▸ DATASET ROWS
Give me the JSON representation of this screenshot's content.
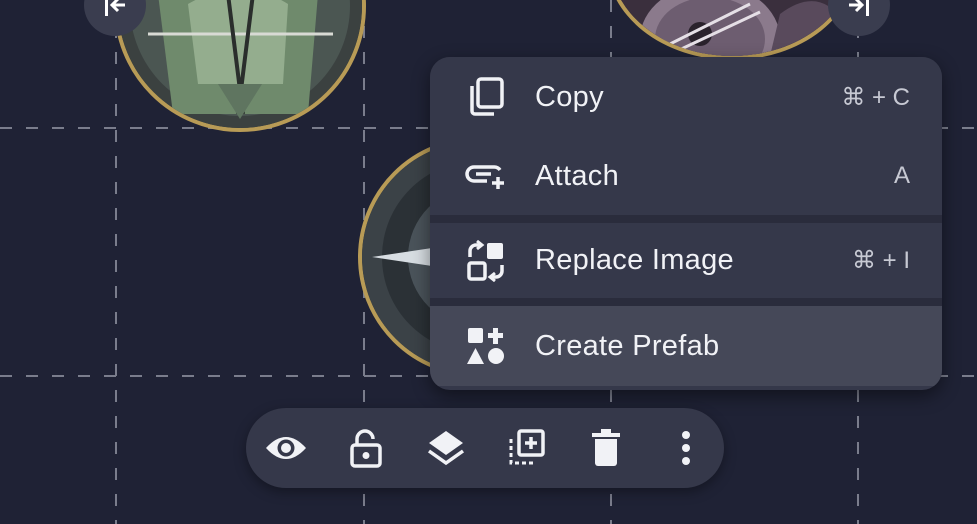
{
  "context_menu": {
    "items": [
      {
        "label": "Copy",
        "shortcut": "⌘ + C",
        "icon": "copy-icon"
      },
      {
        "label": "Attach",
        "shortcut": "A",
        "icon": "attach-icon"
      },
      {
        "label": "Replace Image",
        "shortcut": "⌘ + I",
        "icon": "replace-image-icon"
      },
      {
        "label": "Create Prefab",
        "shortcut": "",
        "icon": "create-prefab-icon"
      }
    ]
  },
  "toolbar": {
    "buttons": [
      "eye-icon",
      "unlock-icon",
      "layers-icon",
      "duplicate-icon",
      "trash-icon",
      "more-vertical-icon"
    ]
  },
  "corner_buttons": [
    "collapse-left-icon",
    "collapse-right-icon"
  ],
  "colors": {
    "canvas_bg": "#1f2235",
    "menu_bg": "#35384a",
    "menu_highlight": "#454858",
    "token_rim": "#b89b56",
    "text": "#f1f2f6"
  }
}
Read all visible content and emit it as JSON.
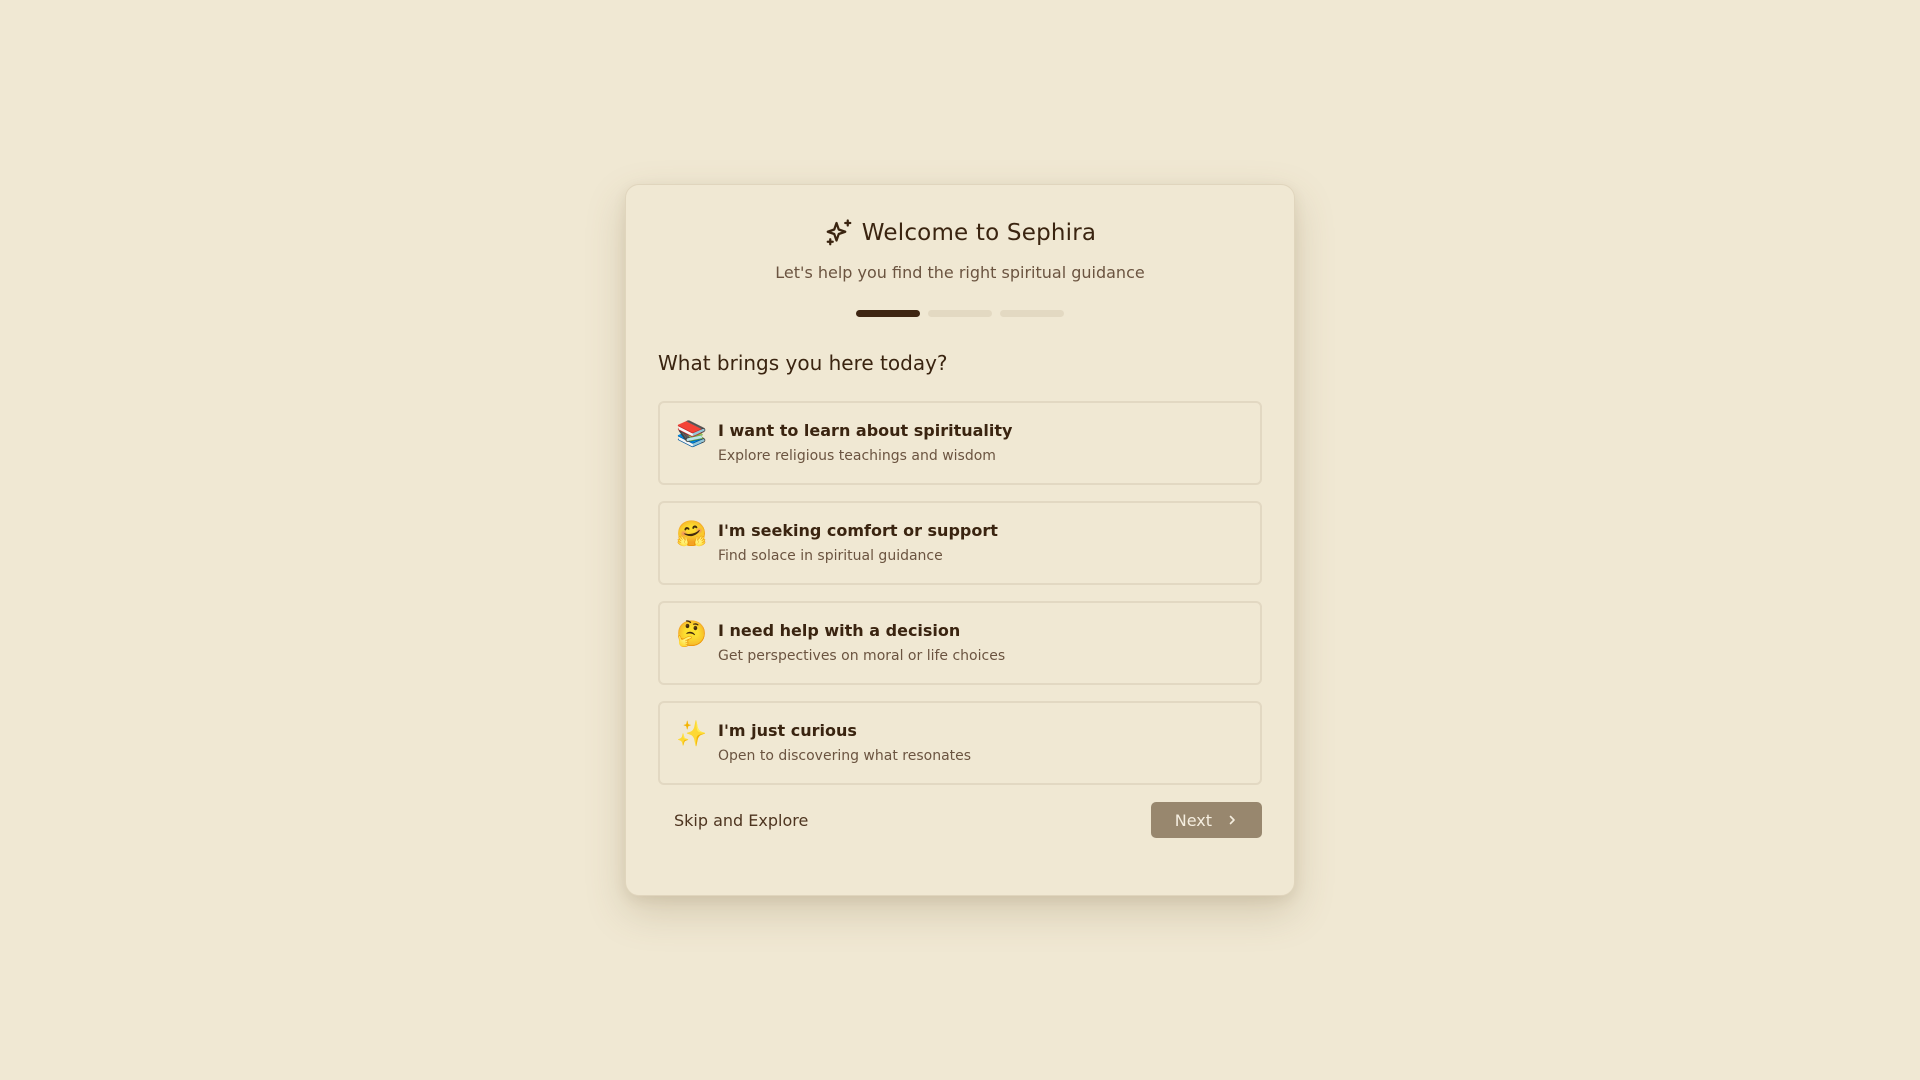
{
  "header": {
    "icon": "sparkles-icon",
    "title": "Welcome to Sephira",
    "subtitle": "Let's help you find the right spiritual guidance"
  },
  "progress": {
    "total_steps": 3,
    "current_step": 1
  },
  "question": "What brings you here today?",
  "options": [
    {
      "emoji": "📚",
      "title": "I want to learn about spirituality",
      "description": "Explore religious teachings and wisdom"
    },
    {
      "emoji": "🤗",
      "title": "I'm seeking comfort or support",
      "description": "Find solace in spiritual guidance"
    },
    {
      "emoji": "🤔",
      "title": "I need help with a decision",
      "description": "Get perspectives on moral or life choices"
    },
    {
      "emoji": "✨",
      "title": "I'm just curious",
      "description": "Open to discovering what resonates"
    }
  ],
  "footer": {
    "skip_label": "Skip and Explore",
    "next_label": "Next",
    "next_icon": "chevron-right-icon"
  },
  "colors": {
    "background": "#f0e8d3",
    "text_primary": "#3a2410",
    "text_secondary": "#6b5440",
    "progress_active": "#3f2612",
    "progress_inactive": "#e3d9c2",
    "next_button": "#98876e"
  }
}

▸ STATED EXERCISE
Quote the preceding records in their entirety, excluding every picture.

▸ COMPLETE OUTPUT
Give me the JSON representation of this screenshot's content.
{
  "context_menu": {
    "items": [
      {
        "label": "Copy",
        "shortcut": "⌘ + C",
        "icon": "copy-icon"
      },
      {
        "label": "Attach",
        "shortcut": "A",
        "icon": "attach-icon"
      },
      {
        "label": "Replace Image",
        "shortcut": "⌘ + I",
        "icon": "replace-image-icon"
      },
      {
        "label": "Create Prefab",
        "shortcut": "",
        "icon": "create-prefab-icon"
      }
    ]
  },
  "toolbar": {
    "buttons": [
      "eye-icon",
      "unlock-icon",
      "layers-icon",
      "duplicate-icon",
      "trash-icon",
      "more-vertical-icon"
    ]
  },
  "corner_buttons": [
    "collapse-left-icon",
    "collapse-right-icon"
  ],
  "colors": {
    "canvas_bg": "#1f2235",
    "menu_bg": "#35384a",
    "menu_highlight": "#454858",
    "token_rim": "#b89b56",
    "text": "#f1f2f6"
  }
}
Read all visible content and emit it as JSON.
{
  "header": {
    "icon": "sparkles-icon",
    "title": "Welcome to Sephira",
    "subtitle": "Let's help you find the right spiritual guidance"
  },
  "progress": {
    "total_steps": 3,
    "current_step": 1
  },
  "question": "What brings you here today?",
  "options": [
    {
      "emoji": "📚",
      "title": "I want to learn about spirituality",
      "description": "Explore religious teachings and wisdom"
    },
    {
      "emoji": "🤗",
      "title": "I'm seeking comfort or support",
      "description": "Find solace in spiritual guidance"
    },
    {
      "emoji": "🤔",
      "title": "I need help with a decision",
      "description": "Get perspectives on moral or life choices"
    },
    {
      "emoji": "✨",
      "title": "I'm just curious",
      "description": "Open to discovering what resonates"
    }
  ],
  "footer": {
    "skip_label": "Skip and Explore",
    "next_label": "Next",
    "next_icon": "chevron-right-icon"
  },
  "colors": {
    "background": "#f0e8d3",
    "text_primary": "#3a2410",
    "text_secondary": "#6b5440",
    "progress_active": "#3f2612",
    "progress_inactive": "#e3d9c2",
    "next_button": "#98876e"
  }
}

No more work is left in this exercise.